▶ What is asked:
Find every line in the records that holds the string "δουλειά". Copy each one.

▶ Material for this task:

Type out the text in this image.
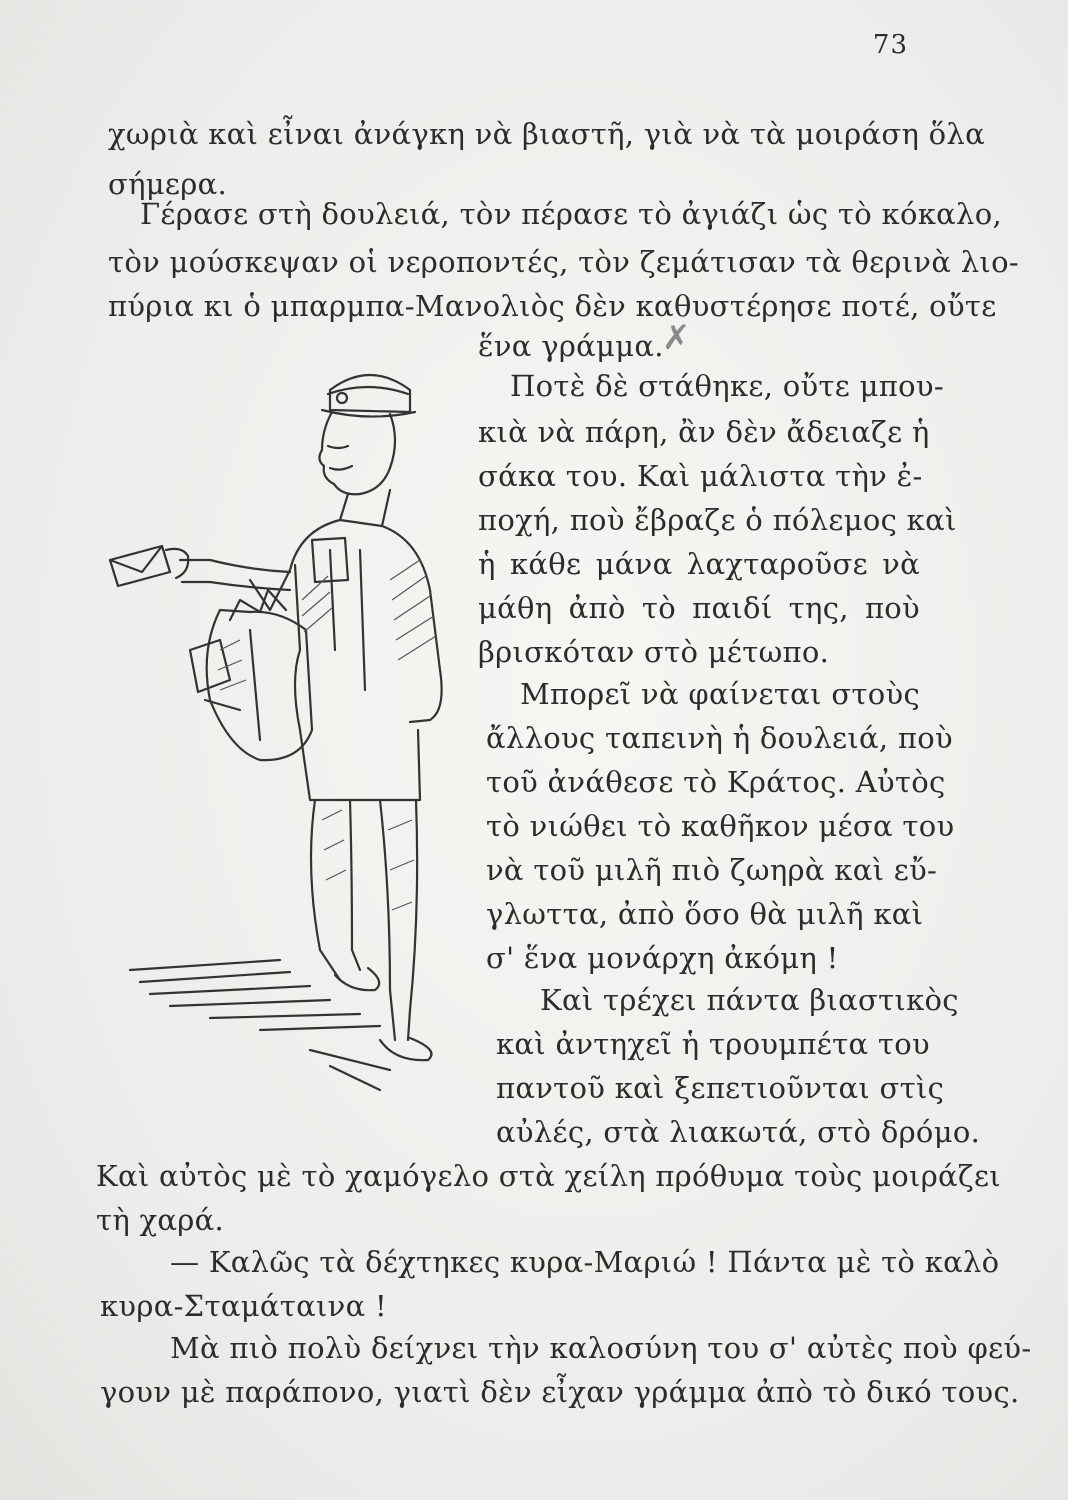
73
χωριὰ καὶ εἶναι ἀνάγκη νὰ βιαστῆ, γιὰ νὰ τὰ μοιράση ὅλα
σήμερα.
Γέρασε στὴ δουλειά, τὸν πέρασε τὸ ἀγιάζι ὡς τὸ κόκαλο,
τὸν μούσκεψαν οἱ νεροποντές, τὸν ζεμάτισαν τὰ θερινὰ λιο-
πύρια κι ὁ μπαρμπα-Μανολιὸς δὲν καθυστέρησε ποτέ, οὔτε
ἕνα γράμμα.
Ποτὲ δὲ στάθηκε, οὔτε μπου-
κιὰ νὰ πάρη, ἂν δὲν ἄδειαζε ἡ
σάκα του. Καὶ μάλιστα τὴν ἐ-
ποχή, ποὺ ἔβραζε ὁ πόλεμος καὶ
ἡ κάθε μάνα λαχταροῦσε νὰ
μάθη ἀπὸ τὸ παιδί της, ποὺ
βρισκόταν στὸ μέτωπο.
Μπορεῖ νὰ φαίνεται στοὺς
ἄλλους ταπεινὴ ἡ δουλειά, ποὺ
τοῦ ἀνάθεσε τὸ Κράτος. Αὐτὸς
τὸ νιώθει τὸ καθῆκον μέσα του
νὰ τοῦ μιλῆ πιὸ ζωηρὰ καὶ εὔ-
γλωττα, ἀπὸ ὅσο θὰ μιλῆ καὶ
σ' ἕνα μονάρχη ἀκόμη !
Καὶ τρέχει πάντα βιαστικὸς
καὶ ἀντηχεῖ ἡ τρουμπέτα του
παντοῦ καὶ ξεπετιοῦνται στὶς
αὐλές, στὰ λιακωτά, στὸ δρόμο.
Καὶ αὐτὸς μὲ τὸ χαμόγελο στὰ χείλη πρόθυμα τοὺς μοιράζει
τὴ χαρά.
— Καλῶς τὰ δέχτηκες κυρα-Μαριώ ! Πάντα μὲ τὸ καλὸ
κυρα-Σταμάταινα !
Μὰ πιὸ πολὺ δείχνει τὴν καλοσύνη του σ' αὐτὲς ποὺ φεύ-
γουν μὲ παράπονο, γιατὶ δὲν εἶχαν γράμμα ἀπὸ τὸ δικό τους.
✗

▶ Complete output:
Γέρασε στὴ δουλειά, τὸν πέρασε τὸ ἀγιάζι ὡς τὸ κόκαλο,
ἄλλους ταπεινὴ ἡ δουλειά, ποὺ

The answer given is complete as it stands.